GIVEN REQUEST >> Each line that holds the word "title" counts once. Give the total number of such lines and nothing else.

DATA ROWS >>
........

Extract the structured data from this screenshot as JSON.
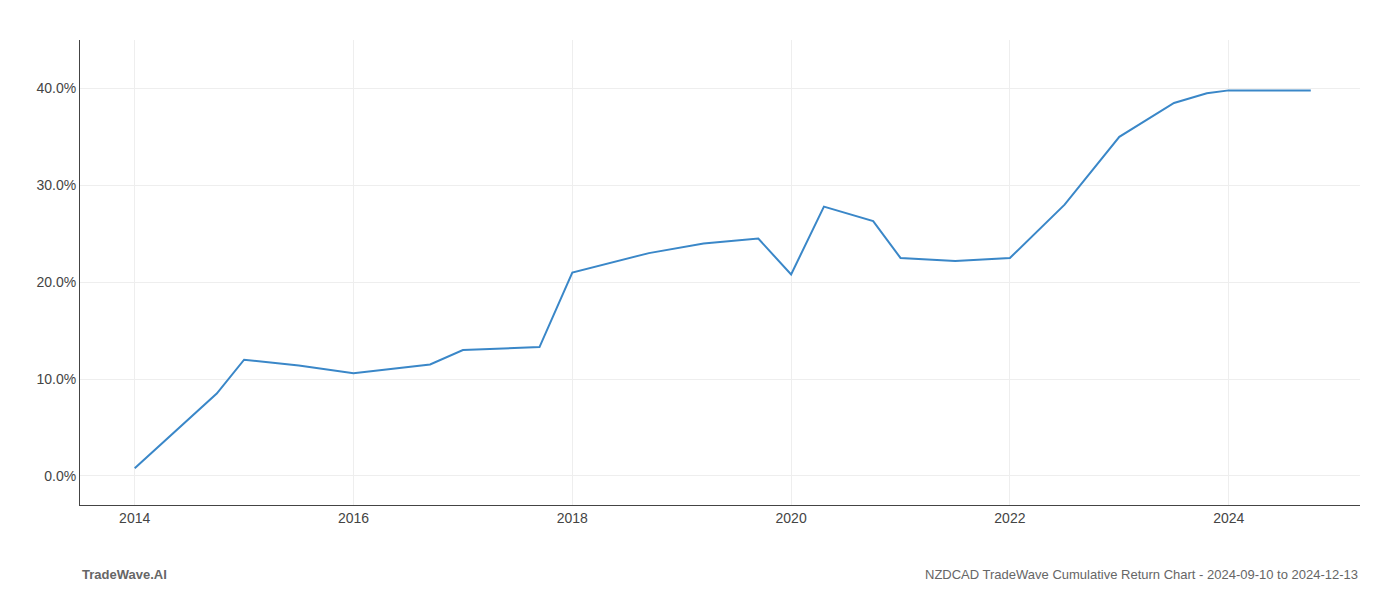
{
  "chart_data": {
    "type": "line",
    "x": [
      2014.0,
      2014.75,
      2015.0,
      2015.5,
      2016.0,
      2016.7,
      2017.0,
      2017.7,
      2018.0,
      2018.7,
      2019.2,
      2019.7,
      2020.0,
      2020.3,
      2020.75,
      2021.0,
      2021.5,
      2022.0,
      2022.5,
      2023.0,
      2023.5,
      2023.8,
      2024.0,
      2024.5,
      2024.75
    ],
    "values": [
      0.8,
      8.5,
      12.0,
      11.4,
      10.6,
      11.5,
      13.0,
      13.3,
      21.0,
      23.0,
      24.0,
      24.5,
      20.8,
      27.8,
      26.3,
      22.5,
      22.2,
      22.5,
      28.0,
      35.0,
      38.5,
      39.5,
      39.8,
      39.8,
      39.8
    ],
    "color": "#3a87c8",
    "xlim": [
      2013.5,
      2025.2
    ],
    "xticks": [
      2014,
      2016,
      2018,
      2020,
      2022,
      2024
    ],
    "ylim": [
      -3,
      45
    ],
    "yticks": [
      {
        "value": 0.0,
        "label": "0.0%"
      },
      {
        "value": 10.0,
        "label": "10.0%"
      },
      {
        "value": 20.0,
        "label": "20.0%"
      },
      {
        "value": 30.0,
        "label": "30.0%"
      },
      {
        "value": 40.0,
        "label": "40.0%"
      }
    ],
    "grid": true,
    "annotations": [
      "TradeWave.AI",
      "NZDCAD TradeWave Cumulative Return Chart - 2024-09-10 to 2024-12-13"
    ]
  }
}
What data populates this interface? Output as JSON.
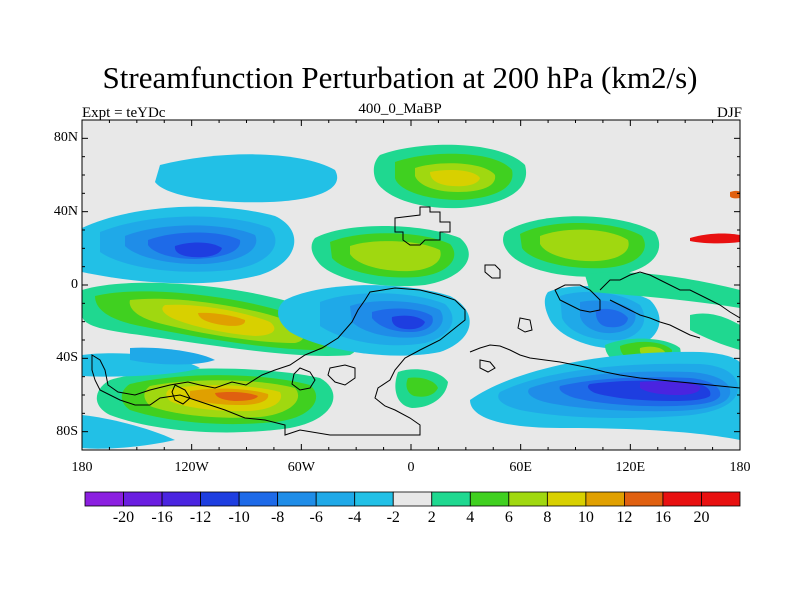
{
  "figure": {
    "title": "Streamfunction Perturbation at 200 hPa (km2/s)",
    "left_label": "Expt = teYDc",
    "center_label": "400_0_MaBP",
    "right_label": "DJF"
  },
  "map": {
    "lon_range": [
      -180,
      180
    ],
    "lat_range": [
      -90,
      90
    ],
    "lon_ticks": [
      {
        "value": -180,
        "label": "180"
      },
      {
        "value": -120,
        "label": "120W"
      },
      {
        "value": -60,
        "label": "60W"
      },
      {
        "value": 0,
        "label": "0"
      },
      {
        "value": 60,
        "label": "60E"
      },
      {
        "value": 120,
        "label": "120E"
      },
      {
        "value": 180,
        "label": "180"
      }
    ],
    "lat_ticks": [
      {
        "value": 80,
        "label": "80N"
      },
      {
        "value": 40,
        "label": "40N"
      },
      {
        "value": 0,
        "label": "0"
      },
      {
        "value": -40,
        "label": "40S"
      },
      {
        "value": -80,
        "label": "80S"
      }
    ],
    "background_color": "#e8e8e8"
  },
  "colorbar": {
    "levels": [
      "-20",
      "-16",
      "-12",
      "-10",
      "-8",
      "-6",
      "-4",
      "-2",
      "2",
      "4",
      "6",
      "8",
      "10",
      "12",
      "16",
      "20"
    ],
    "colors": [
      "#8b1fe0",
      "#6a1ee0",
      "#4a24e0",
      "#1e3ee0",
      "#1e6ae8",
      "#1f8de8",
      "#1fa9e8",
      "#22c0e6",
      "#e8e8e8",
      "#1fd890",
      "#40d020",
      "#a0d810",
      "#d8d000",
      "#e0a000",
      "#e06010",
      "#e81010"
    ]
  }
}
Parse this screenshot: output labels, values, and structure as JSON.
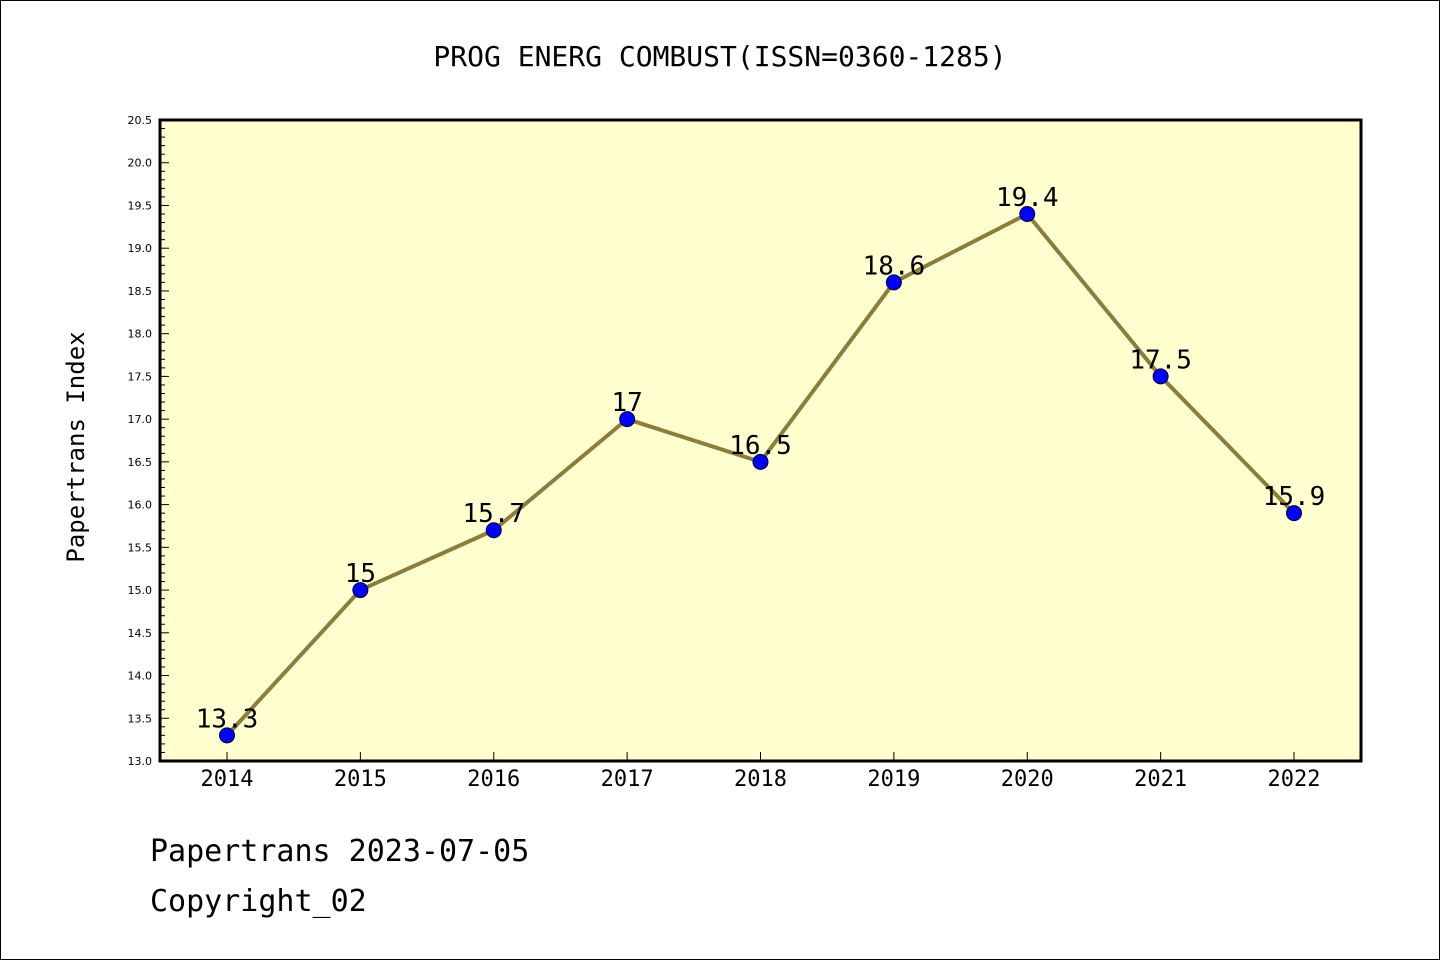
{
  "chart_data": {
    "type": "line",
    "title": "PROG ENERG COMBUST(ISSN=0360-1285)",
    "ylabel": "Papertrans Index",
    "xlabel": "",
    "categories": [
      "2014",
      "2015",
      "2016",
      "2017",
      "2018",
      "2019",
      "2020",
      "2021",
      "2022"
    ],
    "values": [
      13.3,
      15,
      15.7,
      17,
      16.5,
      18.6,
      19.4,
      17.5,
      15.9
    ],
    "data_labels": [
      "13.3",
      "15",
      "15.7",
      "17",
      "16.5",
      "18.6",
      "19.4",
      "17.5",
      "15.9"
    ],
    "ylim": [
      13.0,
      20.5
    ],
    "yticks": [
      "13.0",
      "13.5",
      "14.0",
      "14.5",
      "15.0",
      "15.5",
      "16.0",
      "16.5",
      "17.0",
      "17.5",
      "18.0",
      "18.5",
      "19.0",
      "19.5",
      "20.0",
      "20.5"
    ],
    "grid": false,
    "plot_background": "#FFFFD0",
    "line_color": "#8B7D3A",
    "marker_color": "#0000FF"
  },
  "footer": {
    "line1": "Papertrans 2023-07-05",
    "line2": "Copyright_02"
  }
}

........

RESPONSE >> 2